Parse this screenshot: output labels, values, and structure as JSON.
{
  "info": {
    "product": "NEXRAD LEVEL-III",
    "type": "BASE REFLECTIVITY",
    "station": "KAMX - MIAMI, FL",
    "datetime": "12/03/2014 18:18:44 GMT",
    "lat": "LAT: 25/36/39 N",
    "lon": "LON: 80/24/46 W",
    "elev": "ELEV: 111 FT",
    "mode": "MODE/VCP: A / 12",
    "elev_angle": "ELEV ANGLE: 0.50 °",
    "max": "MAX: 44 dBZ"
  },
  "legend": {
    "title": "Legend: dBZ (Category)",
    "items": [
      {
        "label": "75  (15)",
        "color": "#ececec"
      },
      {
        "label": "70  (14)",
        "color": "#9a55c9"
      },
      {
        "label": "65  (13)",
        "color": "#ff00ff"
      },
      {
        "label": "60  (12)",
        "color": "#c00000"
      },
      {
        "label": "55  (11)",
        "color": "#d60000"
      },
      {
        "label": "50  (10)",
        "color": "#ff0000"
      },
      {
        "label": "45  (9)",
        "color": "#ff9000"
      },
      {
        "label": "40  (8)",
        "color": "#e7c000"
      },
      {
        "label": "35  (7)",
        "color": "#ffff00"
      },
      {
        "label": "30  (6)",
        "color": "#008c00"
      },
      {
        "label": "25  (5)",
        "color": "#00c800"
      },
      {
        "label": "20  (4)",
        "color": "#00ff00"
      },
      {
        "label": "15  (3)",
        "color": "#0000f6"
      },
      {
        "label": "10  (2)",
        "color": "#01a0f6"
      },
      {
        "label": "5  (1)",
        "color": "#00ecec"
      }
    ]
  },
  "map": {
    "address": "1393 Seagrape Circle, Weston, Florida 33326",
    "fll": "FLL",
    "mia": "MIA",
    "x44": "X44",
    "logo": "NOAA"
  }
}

◇ ◇ ◇ ◇ ◇ ◇ ◇

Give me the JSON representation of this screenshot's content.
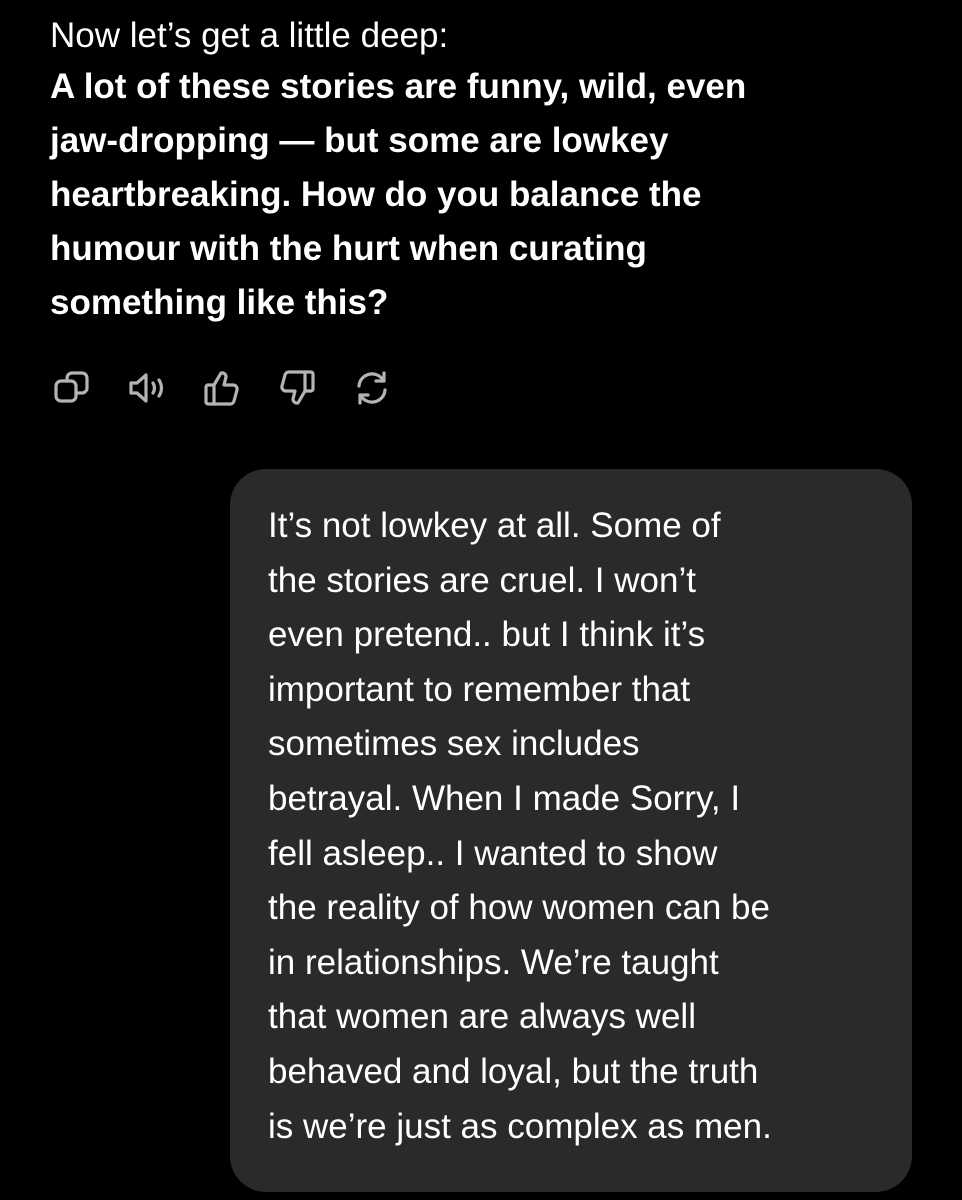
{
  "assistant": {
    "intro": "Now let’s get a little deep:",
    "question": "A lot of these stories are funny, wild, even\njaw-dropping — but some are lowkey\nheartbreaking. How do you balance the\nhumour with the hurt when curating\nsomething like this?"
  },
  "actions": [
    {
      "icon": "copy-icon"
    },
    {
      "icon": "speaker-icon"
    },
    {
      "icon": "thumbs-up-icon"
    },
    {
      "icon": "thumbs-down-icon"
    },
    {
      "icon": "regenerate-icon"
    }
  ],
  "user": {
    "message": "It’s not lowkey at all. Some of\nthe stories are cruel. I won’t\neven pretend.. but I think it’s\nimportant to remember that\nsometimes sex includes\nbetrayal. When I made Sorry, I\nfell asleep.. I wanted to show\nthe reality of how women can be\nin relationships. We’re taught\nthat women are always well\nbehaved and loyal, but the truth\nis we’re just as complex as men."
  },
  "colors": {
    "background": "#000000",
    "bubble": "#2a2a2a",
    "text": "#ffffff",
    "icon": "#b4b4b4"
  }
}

◇ ◇ ◇ ◇ ◇ ◇ ◇

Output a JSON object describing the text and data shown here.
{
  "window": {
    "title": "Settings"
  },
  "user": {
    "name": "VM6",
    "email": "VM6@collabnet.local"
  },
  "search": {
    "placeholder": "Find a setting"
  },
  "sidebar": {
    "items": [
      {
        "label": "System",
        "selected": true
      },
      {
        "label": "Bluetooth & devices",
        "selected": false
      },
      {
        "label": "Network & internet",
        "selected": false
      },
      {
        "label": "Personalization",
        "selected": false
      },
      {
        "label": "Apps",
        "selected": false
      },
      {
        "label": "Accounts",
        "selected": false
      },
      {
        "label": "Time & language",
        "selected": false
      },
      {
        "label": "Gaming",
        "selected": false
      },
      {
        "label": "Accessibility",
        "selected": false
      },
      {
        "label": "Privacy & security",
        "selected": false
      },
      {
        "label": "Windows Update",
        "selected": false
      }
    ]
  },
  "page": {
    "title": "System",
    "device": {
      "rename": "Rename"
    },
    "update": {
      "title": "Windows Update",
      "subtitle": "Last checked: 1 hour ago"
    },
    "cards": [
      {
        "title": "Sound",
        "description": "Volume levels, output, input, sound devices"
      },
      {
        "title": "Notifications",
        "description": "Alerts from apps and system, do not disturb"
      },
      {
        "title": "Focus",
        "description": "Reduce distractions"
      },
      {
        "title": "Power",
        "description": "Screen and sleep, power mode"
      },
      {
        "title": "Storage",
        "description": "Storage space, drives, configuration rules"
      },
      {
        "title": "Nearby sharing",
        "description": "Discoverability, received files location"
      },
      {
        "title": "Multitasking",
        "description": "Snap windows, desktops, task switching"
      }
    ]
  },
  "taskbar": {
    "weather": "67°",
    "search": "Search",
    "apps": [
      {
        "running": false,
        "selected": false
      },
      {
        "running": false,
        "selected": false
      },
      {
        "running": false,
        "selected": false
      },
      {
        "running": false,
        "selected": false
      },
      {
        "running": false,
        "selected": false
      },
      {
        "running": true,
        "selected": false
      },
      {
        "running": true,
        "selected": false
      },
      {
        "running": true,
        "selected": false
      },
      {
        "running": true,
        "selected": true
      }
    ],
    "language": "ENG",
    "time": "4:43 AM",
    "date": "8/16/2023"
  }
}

◇ ◇ ◇ ◇ ◇ ◇ ◇

### EXERCISE PROMPT
From the listing above, copy all lines holding the word "thumbs".

### TASK ANSWER
      "icon": "thumbs-up-icon"
      "icon": "thumbs-down-icon"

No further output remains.